'''

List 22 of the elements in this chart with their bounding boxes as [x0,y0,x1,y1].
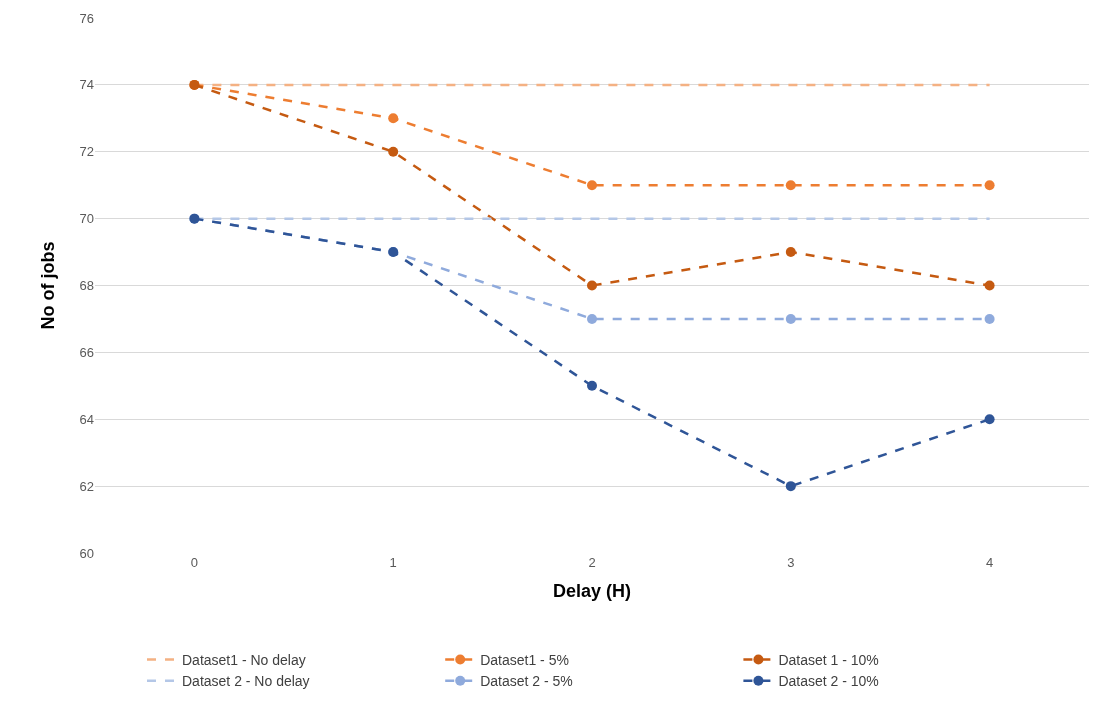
x-tick-label: 3 [787,555,795,570]
x-axis-title: Delay (H) [552,581,632,602]
x-tick-label: 4 [985,555,994,570]
x-tick-label: 2 [588,555,596,570]
legend-label: Dataset 1 - 10% [778,652,879,669]
y-tick-label: 72 [79,144,94,160]
y-tick-label: 60 [79,545,94,561]
y-axis-title: No of jobs [37,241,58,330]
legend-label: Dataset1 - No delay [182,652,306,669]
x-tick-label: 0 [190,555,199,570]
legend-label: Dataset 2 - 10% [778,673,879,690]
legend-label: Dataset1 - 5% [480,652,569,669]
legend-label: Dataset 2 - No delay [182,673,310,690]
y-tick-label: 70 [79,211,94,227]
y-tick-label: 76 [79,10,94,26]
x-tick-label: 1 [389,555,397,570]
y-tick-label: 68 [79,278,94,294]
y-tick-label: 62 [79,478,94,494]
y-tick-label: 64 [79,411,94,427]
y-tick-label: 66 [79,344,94,360]
y-tick-label: 74 [79,77,94,93]
legend-label: Dataset 2 - 5% [480,673,573,690]
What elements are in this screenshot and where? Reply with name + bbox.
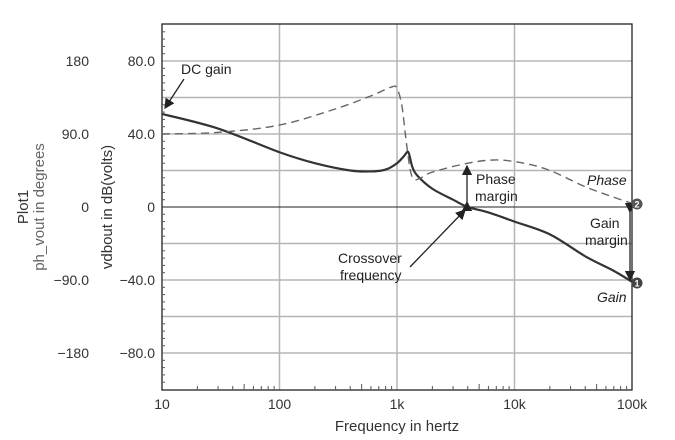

'''

OBJECTIVE: Copy all of the material above word for word, leaving out the pictures.

EXPECTED ANSWER:
List 22 of the elements in this chart with their bounding boxes as [x0,y0,x1,y1].
x-tick-label: 3 [787,555,795,570]
x-axis-title: Delay (H) [552,581,632,602]
x-tick-label: 4 [985,555,994,570]
x-tick-label: 2 [588,555,596,570]
legend-label: Dataset 1 - 10% [778,652,879,669]
y-tick-label: 72 [79,144,94,160]
y-tick-label: 60 [79,545,94,561]
y-axis-title: No of jobs [37,241,58,330]
legend-label: Dataset1 - No delay [182,652,306,669]
x-tick-label: 0 [190,555,199,570]
legend-label: Dataset 2 - 10% [778,673,879,690]
legend-label: Dataset1 - 5% [480,652,569,669]
legend-label: Dataset 2 - No delay [182,673,310,690]
y-tick-label: 70 [79,211,94,227]
y-tick-label: 76 [79,10,94,26]
x-tick-label: 1 [389,555,397,570]
y-tick-label: 68 [79,278,94,294]
y-tick-label: 62 [79,478,94,494]
y-tick-label: 64 [79,411,94,427]
y-tick-label: 66 [79,344,94,360]
y-tick-label: 74 [79,77,94,93]
legend-label: Dataset 2 - 5% [480,673,573,690]
What elements are in this screenshot and where? Reply with name + bbox.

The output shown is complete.